== Work required ==
In the listing below, locate the lines bearing the word "this". Copy every one of them.

# # # # # # #

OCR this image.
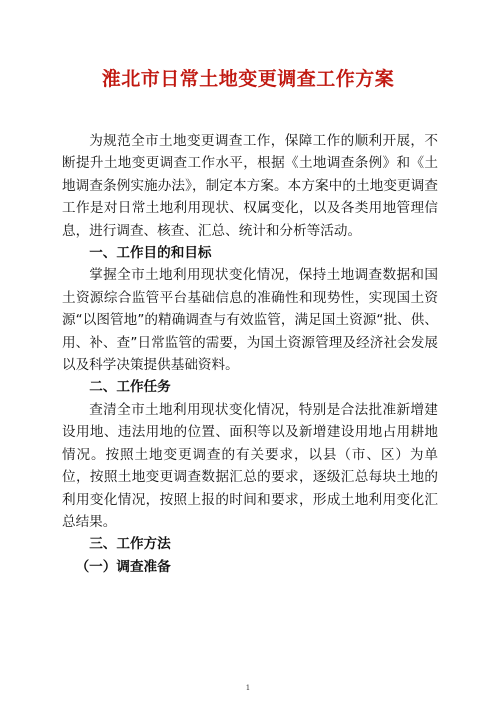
淮北市日常土地变更调查工作方案

为规范全市土地变更调查工作，保障工作的顺利开展，不断提升土地变更调查工作水平，根据《土地调查条例》和《土地调查条例实施办法》，制定本方案。本方案中的土地变更调查工作是对日常土地利用现状、权属变化，以及各类用地管理信息，进行调查、核查、汇总、统计和分析等活动。

一、工作目的和目标

掌握全市土地利用现状变化情况，保持土地调查数据和国土资源综合监管平台基础信息的准确性和现势性，实现国土资源“以图管地”的精确调查与有效监管，满足国土资源“批、供、用、补、查”日常监管的需要，为国土资源管理及经济社会发展以及科学决策提供基础资料。

二、工作任务

查清全市土地利用现状变化情况，特别是合法批准新增建设用地、违法用地的位置、面积等以及新增建设用地占用耕地情况。按照土地变更调查的有关要求，以县（市、区）为单位，按照土地变更调查数据汇总的要求，逐级汇总每块土地的利用变化情况，按照上报的时间和要求，形成土地利用变化汇总结果。

三、工作方法
（一）调查准备
1
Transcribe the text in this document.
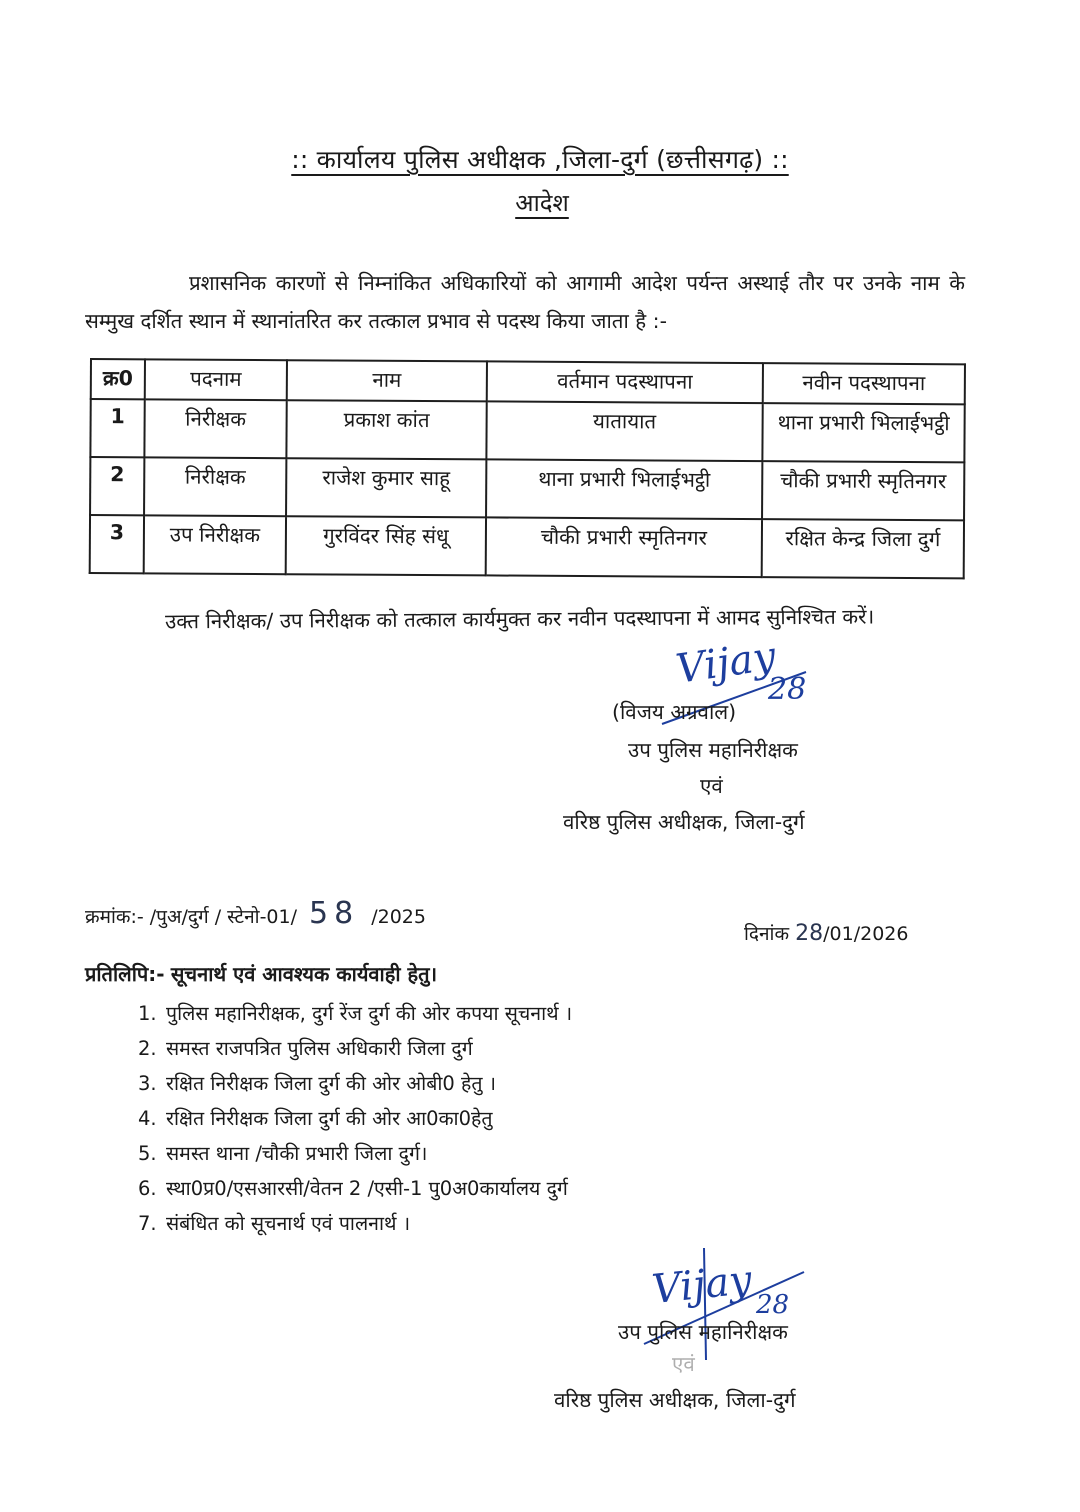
:: कार्यालय पुलिस अधीक्षक ,जिला-दुर्ग (छत्तीसगढ़) ::
आदेश
प्रशासनिक कारणों से निम्नांकित अधिकारियों को आगामी आदेश पर्यन्त अस्थाई तौर पर उनके नाम के सम्मुख दर्शित स्थान में स्थानांतरित कर तत्काल प्रभाव से पदस्थ किया जाता है :-
क्र0	पदनाम	नाम	वर्तमान पदस्थापना	नवीन पदस्थापना
1	निरीक्षक	प्रकाश कांत	यातायात	थाना प्रभारी भिलाईभट्ठी
2	निरीक्षक	राजेश कुमार साहू	थाना प्रभारी भिलाईभट्ठी	चौकी प्रभारी स्मृतिनगर
3	उप निरीक्षक	गुरविंदर सिंह संधू	चौकी प्रभारी स्मृतिनगर	रक्षित केन्द्र जिला दुर्ग
उक्त निरीक्षक/ उप निरीक्षक को तत्काल कार्यमुक्त कर नवीन पदस्थापना में आमद सुनिश्चित करें।
Vijay
28
(विजय अग्रवाल)
उप पुलिस महानिरीक्षक
एवं
वरिष्ठ पुलिस अधीक्षक, जिला-दुर्ग
क्रमांक:- /पुअ/दुर्ग / स्टेनो-01/ 58 /2025
दिनांक 28/01/2026
प्रतिलिपि:- सूचनार्थ एवं आवश्यक कार्यवाही हेतु।
1. पुलिस महानिरीक्षक, दुर्ग रेंज दुर्ग की ओर कपया सूचनार्थ ।
2. समस्त राजपत्रित पुलिस अधिकारी जिला दुर्ग
3. रक्षित निरीक्षक जिला दुर्ग की ओर ओबी0 हेतु ।
4. रक्षित निरीक्षक जिला दुर्ग की ओर आ0का0हेतु
5. समस्त थाना /चौकी प्रभारी जिला दुर्ग।
6. स्था0प्र0/एसआरसी/वेतन 2 /एसी-1 पु0अ0कार्यालय दुर्ग
7. संबंधित को सूचनार्थ एवं पालनार्थ ।
Vijay 28
उप पुलिस महानिरीक्षक
एवं
वरिष्ठ पुलिस अधीक्षक, जिला-दुर्ग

# # # # # # #

== Written answer ==
OCR this image.
Transcribe the text in this document.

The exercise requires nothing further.